__What you have to do__:
Where a line holds the string "name", return that line.

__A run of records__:
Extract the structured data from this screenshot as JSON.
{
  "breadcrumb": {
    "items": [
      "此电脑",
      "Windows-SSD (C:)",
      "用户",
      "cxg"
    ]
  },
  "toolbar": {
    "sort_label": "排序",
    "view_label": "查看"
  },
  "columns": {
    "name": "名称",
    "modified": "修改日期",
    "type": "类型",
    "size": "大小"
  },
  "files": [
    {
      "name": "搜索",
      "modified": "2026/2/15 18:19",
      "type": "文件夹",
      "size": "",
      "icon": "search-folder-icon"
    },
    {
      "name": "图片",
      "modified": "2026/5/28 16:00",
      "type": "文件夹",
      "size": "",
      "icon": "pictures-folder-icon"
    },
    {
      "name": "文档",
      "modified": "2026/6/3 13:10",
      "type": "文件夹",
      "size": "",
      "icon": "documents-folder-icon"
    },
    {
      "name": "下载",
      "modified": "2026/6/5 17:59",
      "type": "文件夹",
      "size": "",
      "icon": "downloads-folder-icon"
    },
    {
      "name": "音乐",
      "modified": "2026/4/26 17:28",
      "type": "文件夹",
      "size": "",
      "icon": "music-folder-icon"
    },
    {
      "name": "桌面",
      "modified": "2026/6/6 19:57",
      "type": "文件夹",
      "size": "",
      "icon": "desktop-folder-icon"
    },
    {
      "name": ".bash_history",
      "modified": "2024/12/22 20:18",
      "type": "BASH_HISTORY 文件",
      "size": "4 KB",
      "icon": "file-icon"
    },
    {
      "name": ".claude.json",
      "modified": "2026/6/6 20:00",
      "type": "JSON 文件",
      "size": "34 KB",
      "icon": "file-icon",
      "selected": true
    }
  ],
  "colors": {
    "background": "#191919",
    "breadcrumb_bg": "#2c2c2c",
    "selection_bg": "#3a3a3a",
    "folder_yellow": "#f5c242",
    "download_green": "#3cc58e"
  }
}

__Exercise output__:
    "name": "名称",
      "name": "搜索",
      "name": "图片",
      "name": "文档",
      "name": "下载",
      "name": "音乐",
      "name": "桌面",
      "name": ".bash_history",
      "name": ".claude.json",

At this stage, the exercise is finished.